Milad Dagher, cofounder and CEO of Nomic Bio, explains how the Analyzer platform scales multiplexed ELISA-based proteomics to 200 proteins per sample using pre-assembled antibody pairs on color-coded beads, enabling drug discovery teams to run high-throughput protein measurements at costs low enough for routine daily use across large sample cohorts.

Key Questions Answered

  • Multiplexing architecture: Nomic solves the cross-reactivity problem that limits traditional multiplex immunoassays by pre-assembling each antibody pair onto individual color-coded beads before the assay begins. This spatial localization eliminates antibody mixing entirely, unlike proximity extension assays which allow cross-reactivity and then discriminate against it. The result is consistent signal quality whether running 10-plex or 200-plex panels, enabling direct data comparison across experiments.
  • Cost-driven discovery scale: Most biomarker discovery studies using OLink or SomaLogic measure thousands of proteins but only across a few hundred samples, creating overfitting risk. Nomic's lower cost structure enables population-scale studies at 10,000+ samples. Researchers can run broad 200-plex discovery panels first, then build smaller custom panels for the 30–100 proteins of interest, compounding cost efficiency for validation-stage work.
  • Drug discovery target validation: Nomic ran a single experiment profiling 10,000 wells — PBMCs from six donors, stimulated four ways, perturbed with 60 immunomodulatory cytokines — measuring 200 proteins per well. This generated thousands of protein interaction data points in one experiment, a dataset that would have taken years with standard ELISA. Teams using this approach have identified unexpected off-target signals during lead optimization that single-biomarker readouts would have missed entirely.
  • Service-first go-to-market: Launching as a service rather than a kit allowed Nomic to iterate on antibody panel quality, learn directly from scientist workflows, and validate product-market fit within months instead of years. OLink followed a similar path and now derives roughly half its revenue from kits. Scientists who initially requested kits often prefer staying on the service after experiencing the workflow simplicity, which also provides Nomic ongoing data on assay performance across diverse applications.

— EXERCISE BRIEF —
Continue the summary of Milad Dagher's remarks on Nomic Bio's Analyzer platform, picking up after its final point on the service-first approach. The lines that follow are separate material and have no connection to the summary about Nomic Bio.

— RECORDS SHOWN —
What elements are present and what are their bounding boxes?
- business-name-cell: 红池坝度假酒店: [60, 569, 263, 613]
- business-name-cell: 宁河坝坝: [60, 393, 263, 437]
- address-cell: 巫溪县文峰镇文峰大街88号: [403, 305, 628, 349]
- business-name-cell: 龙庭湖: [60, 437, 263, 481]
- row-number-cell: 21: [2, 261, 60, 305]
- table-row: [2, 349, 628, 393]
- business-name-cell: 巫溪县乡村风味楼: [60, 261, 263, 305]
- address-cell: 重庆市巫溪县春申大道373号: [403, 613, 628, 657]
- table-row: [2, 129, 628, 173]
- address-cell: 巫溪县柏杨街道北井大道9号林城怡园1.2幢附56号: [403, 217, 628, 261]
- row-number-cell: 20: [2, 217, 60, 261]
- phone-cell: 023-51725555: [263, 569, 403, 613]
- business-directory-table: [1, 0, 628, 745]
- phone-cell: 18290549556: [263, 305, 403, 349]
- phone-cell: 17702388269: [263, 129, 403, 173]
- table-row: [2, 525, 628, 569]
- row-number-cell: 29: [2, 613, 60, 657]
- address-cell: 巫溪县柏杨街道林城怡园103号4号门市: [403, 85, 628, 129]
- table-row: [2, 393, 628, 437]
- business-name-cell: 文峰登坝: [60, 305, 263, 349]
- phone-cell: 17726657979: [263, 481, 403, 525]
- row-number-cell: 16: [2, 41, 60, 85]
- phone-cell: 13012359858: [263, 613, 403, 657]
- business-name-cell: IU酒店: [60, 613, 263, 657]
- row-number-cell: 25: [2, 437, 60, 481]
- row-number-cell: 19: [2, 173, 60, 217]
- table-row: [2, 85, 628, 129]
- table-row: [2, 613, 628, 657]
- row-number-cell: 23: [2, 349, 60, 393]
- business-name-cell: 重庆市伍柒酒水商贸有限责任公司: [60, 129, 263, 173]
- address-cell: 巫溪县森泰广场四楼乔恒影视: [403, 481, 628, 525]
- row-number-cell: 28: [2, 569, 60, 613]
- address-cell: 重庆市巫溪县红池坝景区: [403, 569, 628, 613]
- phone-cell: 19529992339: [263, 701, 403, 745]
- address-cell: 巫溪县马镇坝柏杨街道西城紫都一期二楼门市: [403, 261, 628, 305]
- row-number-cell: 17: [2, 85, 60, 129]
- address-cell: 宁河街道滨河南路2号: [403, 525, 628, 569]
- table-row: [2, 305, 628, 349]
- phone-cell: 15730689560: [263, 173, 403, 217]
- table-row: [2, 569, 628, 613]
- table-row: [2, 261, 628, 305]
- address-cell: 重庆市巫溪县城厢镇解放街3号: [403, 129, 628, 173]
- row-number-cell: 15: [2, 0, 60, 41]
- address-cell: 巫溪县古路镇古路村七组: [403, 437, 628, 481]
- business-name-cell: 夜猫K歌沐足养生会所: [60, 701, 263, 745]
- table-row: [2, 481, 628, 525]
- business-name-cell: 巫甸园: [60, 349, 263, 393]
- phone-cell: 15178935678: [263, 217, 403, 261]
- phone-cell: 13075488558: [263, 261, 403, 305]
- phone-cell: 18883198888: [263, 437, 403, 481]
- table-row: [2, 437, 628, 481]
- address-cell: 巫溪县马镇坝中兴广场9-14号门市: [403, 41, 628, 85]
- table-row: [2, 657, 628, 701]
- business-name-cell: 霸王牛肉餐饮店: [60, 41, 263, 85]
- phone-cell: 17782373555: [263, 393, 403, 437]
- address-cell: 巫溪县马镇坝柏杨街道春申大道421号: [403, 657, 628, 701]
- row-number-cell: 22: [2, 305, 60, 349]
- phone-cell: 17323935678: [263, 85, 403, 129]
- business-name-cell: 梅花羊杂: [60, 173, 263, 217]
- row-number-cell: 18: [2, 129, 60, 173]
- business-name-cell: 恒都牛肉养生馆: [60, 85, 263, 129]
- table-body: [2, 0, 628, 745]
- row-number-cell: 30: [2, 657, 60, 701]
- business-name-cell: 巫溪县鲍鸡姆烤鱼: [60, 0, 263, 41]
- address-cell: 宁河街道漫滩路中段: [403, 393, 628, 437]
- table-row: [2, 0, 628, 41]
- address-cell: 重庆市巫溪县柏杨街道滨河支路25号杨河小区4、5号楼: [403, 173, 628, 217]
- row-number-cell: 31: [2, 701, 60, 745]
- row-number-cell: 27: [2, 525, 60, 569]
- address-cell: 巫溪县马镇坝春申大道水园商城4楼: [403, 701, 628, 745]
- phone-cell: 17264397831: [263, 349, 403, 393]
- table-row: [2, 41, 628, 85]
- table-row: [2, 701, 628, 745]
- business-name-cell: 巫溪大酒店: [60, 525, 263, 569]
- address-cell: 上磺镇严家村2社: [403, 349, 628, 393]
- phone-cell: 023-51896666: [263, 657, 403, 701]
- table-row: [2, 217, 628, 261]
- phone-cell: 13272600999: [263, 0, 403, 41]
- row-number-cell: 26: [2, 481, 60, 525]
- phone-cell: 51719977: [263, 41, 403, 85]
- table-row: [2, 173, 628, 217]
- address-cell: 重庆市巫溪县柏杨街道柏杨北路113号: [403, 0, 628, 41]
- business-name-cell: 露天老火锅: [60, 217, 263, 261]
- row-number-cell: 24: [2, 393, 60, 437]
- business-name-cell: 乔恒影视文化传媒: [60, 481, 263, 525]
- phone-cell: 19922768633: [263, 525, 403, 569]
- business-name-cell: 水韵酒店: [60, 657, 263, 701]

— EXERCISE RESPONSE —
  • Proteomics vs. transcriptomics ground truth: RNA sequencing data frequently does not correlate with actual protein expression, yet much published biology relies on transcriptomic proxies. Proteomics platforms like the Analyzer provide direct protein quantification, making them a more reliable basis for target validation and drug development decisions. Researchers should treat RNA-seq leads as hypotheses requiring protein-level confirmation before committing program resources to a specific target or pathway.
  • Founder learning cadence: Dagher credits Y Combinator and Creative Destruction Lab primarily for the founder and mentor networks rather than curriculum. He identifies self-awareness about role-specific skill gaps as the most critical CEO capability, noting the job effectively resets every six months as the company scales. Structured self-evaluation routines and executive coaching become necessary once peer learning from cofounders and accelerator networks no longer covers the new demands of each growth stage.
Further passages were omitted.